=== What to work on ===
From the material below, list every line containing "занимались".

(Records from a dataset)
#####

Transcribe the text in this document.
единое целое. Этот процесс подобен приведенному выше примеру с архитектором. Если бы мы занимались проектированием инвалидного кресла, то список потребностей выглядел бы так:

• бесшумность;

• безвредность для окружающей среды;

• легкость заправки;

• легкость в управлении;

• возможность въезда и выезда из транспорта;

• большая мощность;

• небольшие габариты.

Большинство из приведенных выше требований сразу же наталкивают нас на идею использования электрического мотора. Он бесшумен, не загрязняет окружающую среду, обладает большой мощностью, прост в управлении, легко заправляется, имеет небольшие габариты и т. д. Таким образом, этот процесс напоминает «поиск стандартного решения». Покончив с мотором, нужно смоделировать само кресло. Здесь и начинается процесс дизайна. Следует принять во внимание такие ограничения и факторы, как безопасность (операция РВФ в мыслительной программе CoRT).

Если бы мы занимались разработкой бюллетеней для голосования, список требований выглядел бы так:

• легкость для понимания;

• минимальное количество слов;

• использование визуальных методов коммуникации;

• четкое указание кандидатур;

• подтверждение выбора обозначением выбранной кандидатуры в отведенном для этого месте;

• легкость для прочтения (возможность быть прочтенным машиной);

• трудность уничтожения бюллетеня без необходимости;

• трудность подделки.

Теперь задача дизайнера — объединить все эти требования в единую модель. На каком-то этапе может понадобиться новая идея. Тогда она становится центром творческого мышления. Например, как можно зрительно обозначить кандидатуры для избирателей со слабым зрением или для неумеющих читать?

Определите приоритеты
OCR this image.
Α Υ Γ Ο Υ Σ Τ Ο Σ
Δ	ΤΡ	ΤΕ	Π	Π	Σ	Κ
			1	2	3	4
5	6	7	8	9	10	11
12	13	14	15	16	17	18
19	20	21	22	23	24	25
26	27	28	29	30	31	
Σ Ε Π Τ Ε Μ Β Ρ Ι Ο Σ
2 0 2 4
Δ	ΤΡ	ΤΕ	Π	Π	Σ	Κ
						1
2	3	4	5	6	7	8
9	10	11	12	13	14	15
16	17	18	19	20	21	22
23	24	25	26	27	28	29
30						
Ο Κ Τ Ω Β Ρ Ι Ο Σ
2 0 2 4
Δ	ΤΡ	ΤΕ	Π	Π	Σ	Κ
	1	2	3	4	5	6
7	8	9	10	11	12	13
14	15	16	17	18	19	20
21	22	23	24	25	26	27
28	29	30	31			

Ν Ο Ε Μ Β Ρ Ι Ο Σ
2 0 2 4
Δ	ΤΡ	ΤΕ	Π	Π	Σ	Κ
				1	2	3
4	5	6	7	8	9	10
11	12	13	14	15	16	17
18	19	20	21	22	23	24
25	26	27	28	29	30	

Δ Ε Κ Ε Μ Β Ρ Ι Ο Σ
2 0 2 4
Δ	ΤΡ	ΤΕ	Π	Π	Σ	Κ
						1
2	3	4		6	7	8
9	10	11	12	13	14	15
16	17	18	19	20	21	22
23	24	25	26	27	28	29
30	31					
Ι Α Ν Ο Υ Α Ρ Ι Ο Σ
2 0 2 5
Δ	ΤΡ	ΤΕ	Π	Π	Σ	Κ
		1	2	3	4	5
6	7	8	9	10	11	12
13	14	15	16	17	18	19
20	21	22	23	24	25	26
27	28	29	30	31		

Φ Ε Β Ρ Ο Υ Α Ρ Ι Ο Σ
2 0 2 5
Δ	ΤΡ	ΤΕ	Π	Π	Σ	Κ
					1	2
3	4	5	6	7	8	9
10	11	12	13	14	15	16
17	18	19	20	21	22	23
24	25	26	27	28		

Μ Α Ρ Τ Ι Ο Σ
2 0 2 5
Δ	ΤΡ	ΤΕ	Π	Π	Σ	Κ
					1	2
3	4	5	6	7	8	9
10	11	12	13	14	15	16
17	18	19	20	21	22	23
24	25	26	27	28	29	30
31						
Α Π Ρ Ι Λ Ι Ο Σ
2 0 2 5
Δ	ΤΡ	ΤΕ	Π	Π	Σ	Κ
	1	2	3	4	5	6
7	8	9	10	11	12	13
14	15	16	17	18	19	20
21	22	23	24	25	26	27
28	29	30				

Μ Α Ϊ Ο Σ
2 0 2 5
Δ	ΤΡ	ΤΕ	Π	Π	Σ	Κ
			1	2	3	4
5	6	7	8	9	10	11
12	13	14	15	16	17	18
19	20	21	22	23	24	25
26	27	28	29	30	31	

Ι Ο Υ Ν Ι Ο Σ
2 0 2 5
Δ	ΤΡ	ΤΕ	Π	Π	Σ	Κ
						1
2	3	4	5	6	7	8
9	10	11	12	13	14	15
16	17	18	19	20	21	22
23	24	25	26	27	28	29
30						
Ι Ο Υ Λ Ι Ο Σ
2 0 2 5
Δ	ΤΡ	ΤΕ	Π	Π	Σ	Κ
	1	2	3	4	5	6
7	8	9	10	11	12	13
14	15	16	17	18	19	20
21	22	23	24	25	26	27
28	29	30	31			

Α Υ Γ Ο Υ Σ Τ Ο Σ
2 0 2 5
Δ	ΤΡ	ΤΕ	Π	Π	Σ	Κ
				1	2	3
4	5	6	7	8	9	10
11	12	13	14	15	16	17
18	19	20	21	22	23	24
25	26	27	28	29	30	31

#####

=== Output of the task ===
единое целое. Этот процесс подобен приведенному выше примеру с архитектором. Если бы мы занимались проектированием инвалидного кресла, то список потребностей выглядел бы так:
Если бы мы занимались разработкой бюллетеней для голосования, список требований выглядел бы так:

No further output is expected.